→ Task instructions: From the listing below, extract every line in which the word "Destination" appears.

→ Record excerpts:

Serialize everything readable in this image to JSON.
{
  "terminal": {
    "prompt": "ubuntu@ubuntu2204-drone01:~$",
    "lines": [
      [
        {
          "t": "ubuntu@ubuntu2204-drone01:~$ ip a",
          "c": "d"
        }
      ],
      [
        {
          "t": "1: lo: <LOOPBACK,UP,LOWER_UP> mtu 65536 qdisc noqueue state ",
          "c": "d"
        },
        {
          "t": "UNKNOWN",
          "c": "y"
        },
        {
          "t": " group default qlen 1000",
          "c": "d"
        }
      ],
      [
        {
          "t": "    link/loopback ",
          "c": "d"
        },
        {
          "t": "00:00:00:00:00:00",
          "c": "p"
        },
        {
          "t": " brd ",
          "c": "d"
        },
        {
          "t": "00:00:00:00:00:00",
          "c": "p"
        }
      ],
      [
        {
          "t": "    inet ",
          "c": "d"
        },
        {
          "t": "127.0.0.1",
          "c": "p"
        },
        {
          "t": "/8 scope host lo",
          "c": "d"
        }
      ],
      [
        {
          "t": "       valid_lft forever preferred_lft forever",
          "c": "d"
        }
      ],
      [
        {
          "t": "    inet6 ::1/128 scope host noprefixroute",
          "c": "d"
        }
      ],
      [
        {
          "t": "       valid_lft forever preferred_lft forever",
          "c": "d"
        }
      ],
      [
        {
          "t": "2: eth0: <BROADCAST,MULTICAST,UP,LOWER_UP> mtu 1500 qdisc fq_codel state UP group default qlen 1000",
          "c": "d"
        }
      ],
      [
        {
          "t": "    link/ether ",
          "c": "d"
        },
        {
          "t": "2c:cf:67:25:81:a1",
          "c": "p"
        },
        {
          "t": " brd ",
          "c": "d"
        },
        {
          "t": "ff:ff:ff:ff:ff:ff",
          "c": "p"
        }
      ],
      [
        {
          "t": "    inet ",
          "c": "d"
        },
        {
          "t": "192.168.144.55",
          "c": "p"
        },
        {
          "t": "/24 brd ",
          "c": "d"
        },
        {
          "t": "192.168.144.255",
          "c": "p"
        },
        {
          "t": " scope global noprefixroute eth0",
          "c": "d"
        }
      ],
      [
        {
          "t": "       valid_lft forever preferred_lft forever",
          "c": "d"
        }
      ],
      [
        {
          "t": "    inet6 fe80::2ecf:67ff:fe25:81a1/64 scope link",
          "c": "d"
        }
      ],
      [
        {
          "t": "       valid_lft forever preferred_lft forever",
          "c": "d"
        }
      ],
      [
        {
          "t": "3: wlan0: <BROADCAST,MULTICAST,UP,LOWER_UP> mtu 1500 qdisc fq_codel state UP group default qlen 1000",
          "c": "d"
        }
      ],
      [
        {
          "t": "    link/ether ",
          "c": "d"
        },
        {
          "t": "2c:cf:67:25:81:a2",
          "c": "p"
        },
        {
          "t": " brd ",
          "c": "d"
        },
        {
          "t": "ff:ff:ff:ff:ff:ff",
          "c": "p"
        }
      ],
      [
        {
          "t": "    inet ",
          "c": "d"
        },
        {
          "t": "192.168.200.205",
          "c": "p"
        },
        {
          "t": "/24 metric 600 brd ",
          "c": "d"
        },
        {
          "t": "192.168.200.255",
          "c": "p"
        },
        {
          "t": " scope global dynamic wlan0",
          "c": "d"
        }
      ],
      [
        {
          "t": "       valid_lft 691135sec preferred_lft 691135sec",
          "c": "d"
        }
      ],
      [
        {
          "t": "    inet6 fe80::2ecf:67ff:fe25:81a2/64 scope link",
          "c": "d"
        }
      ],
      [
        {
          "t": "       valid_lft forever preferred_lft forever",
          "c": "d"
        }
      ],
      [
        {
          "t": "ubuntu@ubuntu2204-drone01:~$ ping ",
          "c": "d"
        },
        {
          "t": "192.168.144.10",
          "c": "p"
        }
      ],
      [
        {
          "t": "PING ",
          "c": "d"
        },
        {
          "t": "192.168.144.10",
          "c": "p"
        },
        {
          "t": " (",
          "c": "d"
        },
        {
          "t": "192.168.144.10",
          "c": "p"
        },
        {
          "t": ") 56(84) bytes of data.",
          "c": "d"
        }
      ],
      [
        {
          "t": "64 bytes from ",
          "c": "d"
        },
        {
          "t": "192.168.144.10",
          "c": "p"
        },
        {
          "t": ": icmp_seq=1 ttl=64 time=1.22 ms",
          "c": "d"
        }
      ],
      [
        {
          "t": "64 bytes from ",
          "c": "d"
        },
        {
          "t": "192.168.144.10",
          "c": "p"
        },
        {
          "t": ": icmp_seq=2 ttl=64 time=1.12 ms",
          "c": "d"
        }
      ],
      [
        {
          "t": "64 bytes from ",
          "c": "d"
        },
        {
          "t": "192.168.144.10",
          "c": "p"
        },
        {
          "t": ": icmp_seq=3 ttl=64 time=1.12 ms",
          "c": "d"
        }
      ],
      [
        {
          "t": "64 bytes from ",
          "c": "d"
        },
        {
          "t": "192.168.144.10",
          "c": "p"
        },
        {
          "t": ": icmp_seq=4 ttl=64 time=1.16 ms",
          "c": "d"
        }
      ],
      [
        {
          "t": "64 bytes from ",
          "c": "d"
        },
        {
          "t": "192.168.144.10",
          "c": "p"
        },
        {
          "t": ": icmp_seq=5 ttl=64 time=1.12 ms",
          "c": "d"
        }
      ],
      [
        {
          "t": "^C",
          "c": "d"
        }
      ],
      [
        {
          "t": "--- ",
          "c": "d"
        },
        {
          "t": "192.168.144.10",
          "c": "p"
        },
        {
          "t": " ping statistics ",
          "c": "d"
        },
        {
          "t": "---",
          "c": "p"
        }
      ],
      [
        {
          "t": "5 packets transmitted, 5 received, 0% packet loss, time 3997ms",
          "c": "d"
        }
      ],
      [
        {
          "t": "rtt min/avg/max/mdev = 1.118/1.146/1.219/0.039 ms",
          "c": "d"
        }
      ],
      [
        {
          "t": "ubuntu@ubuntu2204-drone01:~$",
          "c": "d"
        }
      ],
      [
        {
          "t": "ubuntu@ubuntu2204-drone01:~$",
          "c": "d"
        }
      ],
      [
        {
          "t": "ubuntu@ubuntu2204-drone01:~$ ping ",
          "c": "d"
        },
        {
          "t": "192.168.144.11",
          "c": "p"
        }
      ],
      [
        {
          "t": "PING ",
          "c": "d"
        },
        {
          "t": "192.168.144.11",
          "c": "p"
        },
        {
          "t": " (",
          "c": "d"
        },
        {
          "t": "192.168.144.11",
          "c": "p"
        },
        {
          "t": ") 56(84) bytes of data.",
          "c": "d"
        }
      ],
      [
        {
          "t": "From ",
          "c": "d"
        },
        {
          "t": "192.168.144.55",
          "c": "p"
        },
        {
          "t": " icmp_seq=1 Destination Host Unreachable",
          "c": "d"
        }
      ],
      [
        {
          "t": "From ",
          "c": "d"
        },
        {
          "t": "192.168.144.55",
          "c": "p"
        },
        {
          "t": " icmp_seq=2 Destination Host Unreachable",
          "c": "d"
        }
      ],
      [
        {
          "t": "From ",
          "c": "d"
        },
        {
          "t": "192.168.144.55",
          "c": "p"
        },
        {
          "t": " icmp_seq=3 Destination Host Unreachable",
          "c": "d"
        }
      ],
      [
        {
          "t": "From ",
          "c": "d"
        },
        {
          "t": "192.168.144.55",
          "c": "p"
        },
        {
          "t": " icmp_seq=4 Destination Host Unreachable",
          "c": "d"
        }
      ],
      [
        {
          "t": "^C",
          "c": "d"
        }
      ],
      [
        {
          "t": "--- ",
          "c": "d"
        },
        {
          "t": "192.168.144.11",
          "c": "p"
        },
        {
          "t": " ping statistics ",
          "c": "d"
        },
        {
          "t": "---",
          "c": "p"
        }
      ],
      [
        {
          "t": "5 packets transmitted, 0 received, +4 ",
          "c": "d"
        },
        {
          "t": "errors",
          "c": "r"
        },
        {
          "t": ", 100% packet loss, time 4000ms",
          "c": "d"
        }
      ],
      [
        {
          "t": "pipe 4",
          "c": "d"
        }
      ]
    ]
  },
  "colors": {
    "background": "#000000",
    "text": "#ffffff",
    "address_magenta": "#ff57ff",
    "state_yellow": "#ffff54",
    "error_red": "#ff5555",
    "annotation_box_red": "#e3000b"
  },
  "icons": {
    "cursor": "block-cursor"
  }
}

→ Correct output:
          "t": " icmp_seq=1 Destination Host Unreachable",
          "t": " icmp_seq=2 Destination Host Unreachable",
          "t": " icmp_seq=3 Destination Host Unreachable",
          "t": " icmp_seq=4 Destination Host Unreachable",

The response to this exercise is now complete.